— BEGIN Records for the exercise —
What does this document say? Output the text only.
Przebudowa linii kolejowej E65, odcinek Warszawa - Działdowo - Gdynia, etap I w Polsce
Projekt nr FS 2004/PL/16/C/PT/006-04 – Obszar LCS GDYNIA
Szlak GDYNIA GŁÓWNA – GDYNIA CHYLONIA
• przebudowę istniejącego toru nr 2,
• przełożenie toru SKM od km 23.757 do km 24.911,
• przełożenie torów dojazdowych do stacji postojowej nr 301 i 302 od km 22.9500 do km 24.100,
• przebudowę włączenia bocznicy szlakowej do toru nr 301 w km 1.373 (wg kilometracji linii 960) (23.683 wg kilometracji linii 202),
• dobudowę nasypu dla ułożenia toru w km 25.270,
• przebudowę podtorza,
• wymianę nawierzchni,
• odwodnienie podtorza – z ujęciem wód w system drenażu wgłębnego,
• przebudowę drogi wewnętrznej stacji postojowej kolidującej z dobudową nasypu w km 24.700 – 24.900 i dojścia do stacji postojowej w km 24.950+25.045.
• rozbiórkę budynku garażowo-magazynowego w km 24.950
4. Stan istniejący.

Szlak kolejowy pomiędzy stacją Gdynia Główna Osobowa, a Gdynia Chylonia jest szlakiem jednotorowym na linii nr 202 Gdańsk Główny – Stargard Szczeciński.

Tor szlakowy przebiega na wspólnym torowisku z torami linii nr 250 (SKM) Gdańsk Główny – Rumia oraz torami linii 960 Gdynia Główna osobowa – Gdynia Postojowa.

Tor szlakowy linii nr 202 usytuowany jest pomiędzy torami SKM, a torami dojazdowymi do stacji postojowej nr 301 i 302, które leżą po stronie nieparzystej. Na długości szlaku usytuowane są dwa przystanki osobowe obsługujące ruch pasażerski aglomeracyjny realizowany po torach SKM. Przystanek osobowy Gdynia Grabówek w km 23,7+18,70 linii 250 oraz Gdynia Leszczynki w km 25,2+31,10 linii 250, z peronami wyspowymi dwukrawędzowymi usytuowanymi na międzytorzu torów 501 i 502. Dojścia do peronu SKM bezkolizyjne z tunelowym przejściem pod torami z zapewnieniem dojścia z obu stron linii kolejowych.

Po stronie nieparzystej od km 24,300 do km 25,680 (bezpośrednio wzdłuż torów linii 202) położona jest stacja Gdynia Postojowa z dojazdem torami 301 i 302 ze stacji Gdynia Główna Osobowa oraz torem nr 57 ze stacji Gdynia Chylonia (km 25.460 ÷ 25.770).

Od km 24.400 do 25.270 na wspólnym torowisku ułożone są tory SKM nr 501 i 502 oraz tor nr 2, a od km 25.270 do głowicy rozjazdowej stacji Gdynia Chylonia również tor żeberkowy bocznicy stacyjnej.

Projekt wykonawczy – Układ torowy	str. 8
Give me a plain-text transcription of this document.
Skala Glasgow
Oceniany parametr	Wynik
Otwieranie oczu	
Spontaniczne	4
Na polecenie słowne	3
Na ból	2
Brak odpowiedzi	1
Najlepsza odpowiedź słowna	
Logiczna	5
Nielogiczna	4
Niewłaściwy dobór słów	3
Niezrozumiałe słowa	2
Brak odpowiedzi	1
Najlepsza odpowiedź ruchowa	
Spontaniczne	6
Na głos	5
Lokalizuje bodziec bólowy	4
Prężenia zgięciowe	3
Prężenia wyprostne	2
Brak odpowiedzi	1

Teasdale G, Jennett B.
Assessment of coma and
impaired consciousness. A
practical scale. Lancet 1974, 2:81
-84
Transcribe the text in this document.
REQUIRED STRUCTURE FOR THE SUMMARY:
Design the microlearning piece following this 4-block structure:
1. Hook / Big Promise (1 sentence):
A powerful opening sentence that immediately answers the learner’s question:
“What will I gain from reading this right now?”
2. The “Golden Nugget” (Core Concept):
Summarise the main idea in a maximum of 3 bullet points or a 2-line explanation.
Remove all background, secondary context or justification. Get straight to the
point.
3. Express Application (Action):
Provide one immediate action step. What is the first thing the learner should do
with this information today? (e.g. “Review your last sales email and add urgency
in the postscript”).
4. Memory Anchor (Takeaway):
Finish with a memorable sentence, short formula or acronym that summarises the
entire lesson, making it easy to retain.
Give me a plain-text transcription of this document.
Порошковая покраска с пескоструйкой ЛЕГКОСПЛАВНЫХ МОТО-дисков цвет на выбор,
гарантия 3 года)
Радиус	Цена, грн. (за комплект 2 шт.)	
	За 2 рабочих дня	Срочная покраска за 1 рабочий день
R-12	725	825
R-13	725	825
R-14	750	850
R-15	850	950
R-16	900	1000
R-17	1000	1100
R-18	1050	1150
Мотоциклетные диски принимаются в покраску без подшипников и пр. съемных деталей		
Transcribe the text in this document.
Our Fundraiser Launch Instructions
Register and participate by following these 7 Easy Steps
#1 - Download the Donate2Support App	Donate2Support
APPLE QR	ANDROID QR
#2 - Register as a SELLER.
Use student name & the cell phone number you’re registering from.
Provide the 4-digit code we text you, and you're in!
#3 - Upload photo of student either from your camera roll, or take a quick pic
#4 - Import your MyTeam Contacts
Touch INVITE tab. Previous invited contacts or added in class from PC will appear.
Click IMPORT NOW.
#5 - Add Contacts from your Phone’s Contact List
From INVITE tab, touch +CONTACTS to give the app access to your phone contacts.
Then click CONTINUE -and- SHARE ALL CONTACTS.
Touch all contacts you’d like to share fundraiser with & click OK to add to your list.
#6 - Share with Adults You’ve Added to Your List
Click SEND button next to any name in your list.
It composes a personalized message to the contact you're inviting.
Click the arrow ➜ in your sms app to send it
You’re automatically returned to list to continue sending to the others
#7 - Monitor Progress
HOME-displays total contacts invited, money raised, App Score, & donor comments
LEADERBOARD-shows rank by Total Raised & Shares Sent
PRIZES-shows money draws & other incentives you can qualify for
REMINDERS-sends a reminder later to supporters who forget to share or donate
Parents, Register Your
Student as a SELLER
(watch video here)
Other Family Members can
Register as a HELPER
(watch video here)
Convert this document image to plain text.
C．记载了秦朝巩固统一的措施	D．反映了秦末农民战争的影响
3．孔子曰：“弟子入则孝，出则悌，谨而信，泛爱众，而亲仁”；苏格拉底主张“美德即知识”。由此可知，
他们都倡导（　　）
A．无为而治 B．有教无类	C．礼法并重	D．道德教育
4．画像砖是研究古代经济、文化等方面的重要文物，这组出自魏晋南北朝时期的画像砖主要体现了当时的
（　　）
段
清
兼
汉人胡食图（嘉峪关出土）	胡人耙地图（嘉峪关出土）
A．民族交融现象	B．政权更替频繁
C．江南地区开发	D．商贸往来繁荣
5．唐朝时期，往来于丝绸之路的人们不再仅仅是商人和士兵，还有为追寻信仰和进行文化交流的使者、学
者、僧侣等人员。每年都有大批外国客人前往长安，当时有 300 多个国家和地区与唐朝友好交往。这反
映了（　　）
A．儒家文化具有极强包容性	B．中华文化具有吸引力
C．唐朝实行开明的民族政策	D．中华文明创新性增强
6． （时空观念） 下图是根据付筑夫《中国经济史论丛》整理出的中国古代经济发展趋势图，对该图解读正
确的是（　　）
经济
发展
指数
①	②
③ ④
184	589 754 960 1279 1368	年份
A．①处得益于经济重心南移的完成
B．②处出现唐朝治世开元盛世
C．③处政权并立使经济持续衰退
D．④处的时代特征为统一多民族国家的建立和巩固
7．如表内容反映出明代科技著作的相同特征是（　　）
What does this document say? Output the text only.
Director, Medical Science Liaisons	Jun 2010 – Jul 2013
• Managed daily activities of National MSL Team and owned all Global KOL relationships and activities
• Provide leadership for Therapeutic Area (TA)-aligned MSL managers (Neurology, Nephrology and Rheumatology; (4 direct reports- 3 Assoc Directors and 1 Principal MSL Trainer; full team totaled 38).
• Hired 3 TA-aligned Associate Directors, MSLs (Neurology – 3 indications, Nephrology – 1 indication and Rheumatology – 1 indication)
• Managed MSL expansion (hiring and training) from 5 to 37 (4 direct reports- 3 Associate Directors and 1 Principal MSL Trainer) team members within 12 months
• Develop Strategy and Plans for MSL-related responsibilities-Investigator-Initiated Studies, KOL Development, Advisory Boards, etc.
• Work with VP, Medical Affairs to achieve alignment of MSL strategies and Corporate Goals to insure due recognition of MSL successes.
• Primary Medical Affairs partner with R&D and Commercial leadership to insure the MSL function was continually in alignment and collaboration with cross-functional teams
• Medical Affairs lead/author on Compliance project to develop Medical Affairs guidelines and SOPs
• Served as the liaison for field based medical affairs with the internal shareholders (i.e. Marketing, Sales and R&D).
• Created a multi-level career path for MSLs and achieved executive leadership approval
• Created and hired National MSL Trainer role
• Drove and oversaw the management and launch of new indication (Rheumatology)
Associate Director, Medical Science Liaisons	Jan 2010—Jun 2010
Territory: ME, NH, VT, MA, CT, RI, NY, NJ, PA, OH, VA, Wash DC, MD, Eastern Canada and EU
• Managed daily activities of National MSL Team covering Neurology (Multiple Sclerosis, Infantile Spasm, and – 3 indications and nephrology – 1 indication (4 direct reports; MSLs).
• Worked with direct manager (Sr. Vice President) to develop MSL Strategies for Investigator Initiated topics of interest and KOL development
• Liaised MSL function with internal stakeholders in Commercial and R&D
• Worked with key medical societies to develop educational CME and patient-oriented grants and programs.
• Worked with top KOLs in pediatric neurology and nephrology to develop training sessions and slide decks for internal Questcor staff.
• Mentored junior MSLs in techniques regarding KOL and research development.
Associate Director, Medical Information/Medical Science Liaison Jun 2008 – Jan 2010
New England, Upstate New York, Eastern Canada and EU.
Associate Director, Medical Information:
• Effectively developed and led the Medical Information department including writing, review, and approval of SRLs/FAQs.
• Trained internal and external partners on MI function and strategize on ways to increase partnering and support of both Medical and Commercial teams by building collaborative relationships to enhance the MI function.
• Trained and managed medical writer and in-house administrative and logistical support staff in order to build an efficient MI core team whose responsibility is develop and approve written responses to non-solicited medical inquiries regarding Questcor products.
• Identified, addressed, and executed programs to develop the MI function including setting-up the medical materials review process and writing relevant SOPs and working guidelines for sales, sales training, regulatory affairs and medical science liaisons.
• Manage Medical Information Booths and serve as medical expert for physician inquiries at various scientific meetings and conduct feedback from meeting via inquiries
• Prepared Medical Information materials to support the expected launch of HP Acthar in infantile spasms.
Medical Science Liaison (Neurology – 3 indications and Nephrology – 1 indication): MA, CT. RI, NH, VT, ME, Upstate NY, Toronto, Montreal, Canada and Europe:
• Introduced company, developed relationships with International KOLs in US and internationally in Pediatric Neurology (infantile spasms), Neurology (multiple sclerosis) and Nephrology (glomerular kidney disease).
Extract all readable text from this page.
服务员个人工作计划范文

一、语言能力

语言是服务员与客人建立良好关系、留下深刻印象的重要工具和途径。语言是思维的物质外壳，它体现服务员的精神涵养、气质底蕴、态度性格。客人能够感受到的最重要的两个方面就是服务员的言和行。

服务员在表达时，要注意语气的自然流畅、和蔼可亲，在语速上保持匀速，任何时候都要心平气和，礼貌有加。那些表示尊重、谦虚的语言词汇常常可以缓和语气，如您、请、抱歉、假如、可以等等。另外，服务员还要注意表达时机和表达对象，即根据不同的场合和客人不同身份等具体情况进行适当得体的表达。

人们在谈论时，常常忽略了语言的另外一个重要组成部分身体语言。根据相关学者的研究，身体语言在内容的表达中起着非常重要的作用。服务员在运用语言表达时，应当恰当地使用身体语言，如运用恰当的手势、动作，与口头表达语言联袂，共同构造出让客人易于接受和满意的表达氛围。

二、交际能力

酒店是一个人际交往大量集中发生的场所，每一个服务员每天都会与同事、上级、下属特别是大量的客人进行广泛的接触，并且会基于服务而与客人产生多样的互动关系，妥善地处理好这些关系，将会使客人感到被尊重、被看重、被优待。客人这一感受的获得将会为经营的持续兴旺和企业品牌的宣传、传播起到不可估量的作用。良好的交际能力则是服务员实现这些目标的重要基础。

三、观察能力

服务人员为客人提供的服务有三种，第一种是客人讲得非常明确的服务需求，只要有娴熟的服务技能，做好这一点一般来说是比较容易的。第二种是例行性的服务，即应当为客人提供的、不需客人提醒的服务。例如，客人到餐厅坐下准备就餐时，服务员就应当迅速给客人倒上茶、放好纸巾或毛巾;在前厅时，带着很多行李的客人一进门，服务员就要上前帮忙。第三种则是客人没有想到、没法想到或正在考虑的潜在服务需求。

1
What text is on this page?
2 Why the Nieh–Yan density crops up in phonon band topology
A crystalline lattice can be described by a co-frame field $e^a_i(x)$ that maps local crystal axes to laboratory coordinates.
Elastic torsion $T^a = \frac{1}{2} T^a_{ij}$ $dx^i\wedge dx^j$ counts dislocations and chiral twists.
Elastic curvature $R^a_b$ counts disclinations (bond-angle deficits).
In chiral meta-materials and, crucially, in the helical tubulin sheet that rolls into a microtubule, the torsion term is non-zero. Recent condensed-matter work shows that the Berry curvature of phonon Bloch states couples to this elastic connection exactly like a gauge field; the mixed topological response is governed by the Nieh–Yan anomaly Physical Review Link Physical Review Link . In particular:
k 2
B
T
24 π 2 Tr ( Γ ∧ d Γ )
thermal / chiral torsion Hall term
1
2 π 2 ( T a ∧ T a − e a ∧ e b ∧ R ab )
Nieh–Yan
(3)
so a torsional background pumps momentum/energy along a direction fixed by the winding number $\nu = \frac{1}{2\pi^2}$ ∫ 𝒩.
— END Records for the exercise —
(Short exercise)
Copy each line of the data above that holds "Commercial".

(Correct result)
• Primary Medical Affairs partner with R&D and Commercial leadership to insure the MSL function was continually in alignment and collaboration with cross-functional teams
• Liaised MSL function with internal stakeholders in Commercial and R&D
• Trained internal and external partners on MI function and strategize on ways to increase partnering and support of both Medical and Commercial teams by building collaborative relationships to enhance the MI function.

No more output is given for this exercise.